(Entries taken from a collection)
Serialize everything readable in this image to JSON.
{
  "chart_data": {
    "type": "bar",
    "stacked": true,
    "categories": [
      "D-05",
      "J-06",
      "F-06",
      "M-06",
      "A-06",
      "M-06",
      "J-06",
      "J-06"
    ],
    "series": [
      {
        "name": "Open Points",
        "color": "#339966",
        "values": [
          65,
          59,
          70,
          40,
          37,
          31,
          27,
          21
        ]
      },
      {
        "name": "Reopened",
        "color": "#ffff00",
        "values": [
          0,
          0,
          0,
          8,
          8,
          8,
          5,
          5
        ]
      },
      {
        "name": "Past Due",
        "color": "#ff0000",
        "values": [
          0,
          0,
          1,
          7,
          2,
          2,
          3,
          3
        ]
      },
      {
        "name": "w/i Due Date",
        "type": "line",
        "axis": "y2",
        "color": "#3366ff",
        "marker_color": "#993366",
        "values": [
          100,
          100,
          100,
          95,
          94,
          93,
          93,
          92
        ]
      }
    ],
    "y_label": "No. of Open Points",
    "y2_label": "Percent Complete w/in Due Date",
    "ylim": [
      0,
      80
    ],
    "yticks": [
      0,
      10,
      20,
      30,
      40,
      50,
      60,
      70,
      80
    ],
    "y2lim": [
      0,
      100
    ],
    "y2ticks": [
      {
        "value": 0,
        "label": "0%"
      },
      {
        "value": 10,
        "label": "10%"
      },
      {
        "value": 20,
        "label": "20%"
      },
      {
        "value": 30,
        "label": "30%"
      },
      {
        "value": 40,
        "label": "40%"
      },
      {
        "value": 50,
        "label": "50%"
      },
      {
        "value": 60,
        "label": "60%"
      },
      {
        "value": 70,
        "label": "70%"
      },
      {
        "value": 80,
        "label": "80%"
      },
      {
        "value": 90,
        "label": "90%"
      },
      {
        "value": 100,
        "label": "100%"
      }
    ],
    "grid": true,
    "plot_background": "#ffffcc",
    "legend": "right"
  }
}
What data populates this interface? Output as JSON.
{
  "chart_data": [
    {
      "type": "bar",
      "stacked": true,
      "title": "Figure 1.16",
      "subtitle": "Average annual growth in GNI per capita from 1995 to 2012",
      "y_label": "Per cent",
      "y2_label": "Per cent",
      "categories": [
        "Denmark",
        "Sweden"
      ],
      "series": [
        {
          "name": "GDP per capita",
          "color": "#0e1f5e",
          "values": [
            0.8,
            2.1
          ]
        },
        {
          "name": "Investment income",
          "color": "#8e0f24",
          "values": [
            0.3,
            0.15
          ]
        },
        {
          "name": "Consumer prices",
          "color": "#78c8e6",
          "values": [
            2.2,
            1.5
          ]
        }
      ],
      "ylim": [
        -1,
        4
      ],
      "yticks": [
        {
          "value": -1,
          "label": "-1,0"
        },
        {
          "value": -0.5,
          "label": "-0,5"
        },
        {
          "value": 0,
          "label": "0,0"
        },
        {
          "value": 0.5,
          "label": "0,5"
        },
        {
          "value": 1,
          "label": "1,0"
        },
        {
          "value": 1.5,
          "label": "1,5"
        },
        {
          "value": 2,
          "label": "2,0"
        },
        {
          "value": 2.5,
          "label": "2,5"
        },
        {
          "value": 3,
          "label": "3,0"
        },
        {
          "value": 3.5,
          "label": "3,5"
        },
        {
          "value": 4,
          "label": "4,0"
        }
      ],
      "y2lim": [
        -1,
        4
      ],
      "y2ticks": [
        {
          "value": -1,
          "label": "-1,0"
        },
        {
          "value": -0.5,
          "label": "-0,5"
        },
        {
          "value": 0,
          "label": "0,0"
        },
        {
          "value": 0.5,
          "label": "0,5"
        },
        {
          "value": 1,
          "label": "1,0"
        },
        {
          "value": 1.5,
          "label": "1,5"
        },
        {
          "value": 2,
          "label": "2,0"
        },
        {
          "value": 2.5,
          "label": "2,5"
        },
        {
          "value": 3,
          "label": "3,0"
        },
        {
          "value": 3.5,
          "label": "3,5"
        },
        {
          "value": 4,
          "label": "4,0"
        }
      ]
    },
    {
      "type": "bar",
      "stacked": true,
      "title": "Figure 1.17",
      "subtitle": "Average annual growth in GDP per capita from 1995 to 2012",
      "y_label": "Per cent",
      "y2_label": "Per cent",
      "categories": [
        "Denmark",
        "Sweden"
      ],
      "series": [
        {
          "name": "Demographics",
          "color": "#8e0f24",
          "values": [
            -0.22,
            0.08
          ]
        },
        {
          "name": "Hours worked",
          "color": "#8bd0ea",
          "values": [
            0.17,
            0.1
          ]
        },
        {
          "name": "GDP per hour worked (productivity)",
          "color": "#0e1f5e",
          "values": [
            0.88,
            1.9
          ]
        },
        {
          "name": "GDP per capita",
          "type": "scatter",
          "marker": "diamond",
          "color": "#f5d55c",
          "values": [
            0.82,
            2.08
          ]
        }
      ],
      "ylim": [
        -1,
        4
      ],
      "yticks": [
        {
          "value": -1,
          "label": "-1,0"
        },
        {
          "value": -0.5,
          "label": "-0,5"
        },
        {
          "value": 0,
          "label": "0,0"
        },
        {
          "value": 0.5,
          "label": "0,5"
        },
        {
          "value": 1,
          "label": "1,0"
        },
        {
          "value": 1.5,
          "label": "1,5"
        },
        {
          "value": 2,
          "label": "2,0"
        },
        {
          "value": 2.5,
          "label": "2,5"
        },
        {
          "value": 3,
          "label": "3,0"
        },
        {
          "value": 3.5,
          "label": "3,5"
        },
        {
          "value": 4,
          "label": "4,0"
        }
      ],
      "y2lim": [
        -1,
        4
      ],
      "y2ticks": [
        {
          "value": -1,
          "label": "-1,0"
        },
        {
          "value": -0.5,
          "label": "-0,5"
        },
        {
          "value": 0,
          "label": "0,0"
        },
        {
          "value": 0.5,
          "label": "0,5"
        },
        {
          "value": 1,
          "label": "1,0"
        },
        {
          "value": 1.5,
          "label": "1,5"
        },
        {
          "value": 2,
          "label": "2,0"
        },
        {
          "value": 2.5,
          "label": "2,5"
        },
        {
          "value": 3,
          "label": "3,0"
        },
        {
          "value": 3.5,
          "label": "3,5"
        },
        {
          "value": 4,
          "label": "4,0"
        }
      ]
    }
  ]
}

**WORK INSTRUCTIONS**:
Copy out the lines that hold "growth".

**OUTPUT OF THE TASK**:
      "subtitle": "Average annual growth in GNI per capita from 1995 to 2012",
      "subtitle": "Average annual growth in GDP per capita from 1995 to 2012",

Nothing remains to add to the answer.